» Exercise instructions: Say how many lines include "française", with no words around the number.

○ ○ ○

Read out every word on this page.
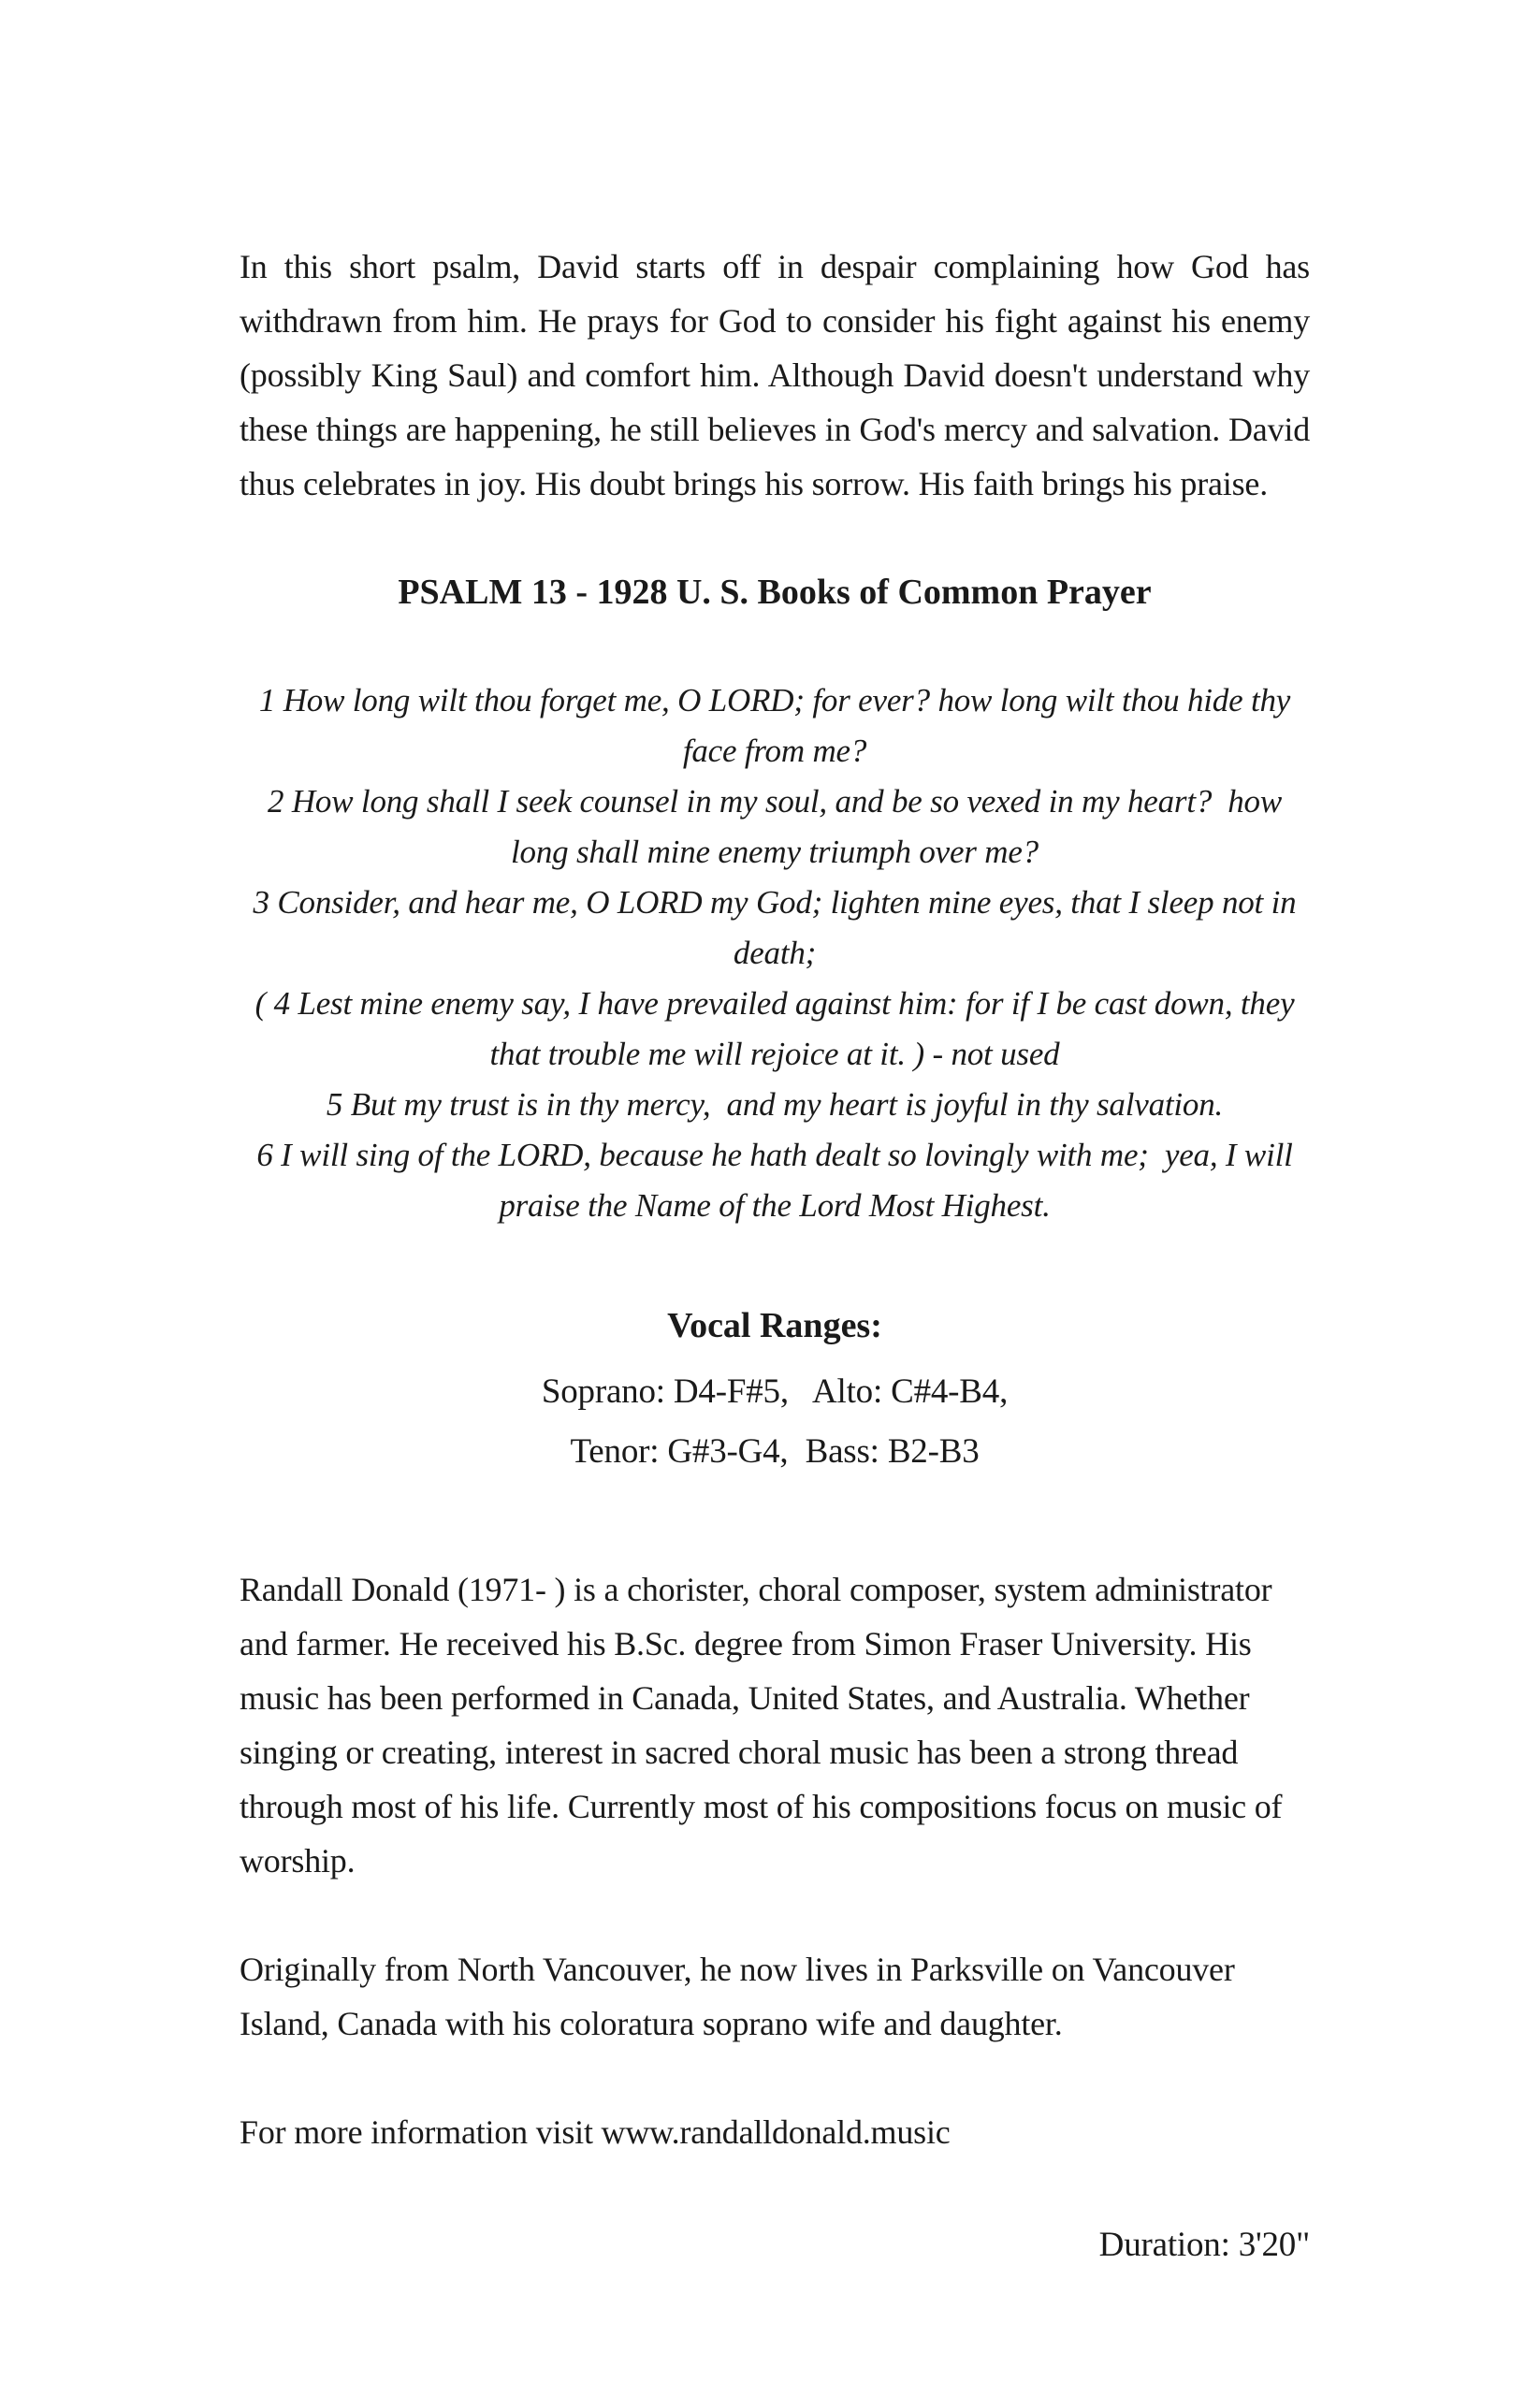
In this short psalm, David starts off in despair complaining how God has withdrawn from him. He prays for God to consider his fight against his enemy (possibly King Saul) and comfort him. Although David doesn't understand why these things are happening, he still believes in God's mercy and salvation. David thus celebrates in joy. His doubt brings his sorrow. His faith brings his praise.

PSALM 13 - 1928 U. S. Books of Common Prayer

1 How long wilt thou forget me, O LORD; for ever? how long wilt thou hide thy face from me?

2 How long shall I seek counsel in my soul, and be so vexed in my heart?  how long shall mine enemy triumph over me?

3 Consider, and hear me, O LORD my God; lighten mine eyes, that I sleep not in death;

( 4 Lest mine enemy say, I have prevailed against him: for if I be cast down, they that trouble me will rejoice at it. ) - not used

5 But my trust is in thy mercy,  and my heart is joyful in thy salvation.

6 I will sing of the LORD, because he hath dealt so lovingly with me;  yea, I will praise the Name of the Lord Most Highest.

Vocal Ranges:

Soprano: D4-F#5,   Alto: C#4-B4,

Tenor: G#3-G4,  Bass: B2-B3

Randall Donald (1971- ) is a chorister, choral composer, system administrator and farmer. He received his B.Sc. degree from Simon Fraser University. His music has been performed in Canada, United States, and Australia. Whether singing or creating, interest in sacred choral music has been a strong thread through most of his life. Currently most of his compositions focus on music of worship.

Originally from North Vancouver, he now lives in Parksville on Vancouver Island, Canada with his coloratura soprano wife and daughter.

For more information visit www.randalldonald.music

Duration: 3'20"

○ ○ ○

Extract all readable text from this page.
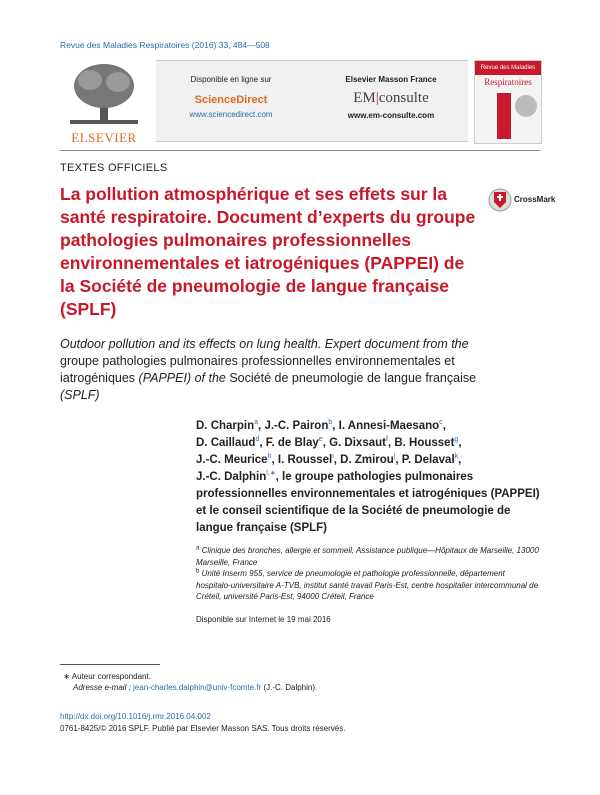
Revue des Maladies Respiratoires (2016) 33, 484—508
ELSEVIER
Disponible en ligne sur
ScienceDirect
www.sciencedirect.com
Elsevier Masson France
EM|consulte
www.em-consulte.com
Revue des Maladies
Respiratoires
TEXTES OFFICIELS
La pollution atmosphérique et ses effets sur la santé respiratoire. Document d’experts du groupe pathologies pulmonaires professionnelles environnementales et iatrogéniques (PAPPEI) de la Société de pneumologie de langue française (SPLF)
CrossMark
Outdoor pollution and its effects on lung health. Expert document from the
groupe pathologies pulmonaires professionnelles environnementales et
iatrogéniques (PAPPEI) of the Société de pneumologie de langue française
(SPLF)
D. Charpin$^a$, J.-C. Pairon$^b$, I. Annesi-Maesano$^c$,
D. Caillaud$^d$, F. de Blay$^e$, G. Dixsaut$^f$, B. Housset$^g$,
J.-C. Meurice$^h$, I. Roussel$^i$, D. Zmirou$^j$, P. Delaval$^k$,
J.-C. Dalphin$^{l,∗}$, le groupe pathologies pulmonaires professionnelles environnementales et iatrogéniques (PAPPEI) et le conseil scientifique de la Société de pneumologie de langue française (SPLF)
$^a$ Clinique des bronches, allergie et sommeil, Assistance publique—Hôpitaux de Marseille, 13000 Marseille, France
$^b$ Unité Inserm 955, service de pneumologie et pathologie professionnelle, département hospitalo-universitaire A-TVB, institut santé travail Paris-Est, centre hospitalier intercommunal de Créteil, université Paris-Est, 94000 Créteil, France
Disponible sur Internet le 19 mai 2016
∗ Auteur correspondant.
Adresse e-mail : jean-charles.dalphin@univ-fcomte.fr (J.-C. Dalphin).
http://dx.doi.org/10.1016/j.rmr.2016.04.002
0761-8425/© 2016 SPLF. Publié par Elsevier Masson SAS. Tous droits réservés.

○ ○ ○

» Exercise output: 3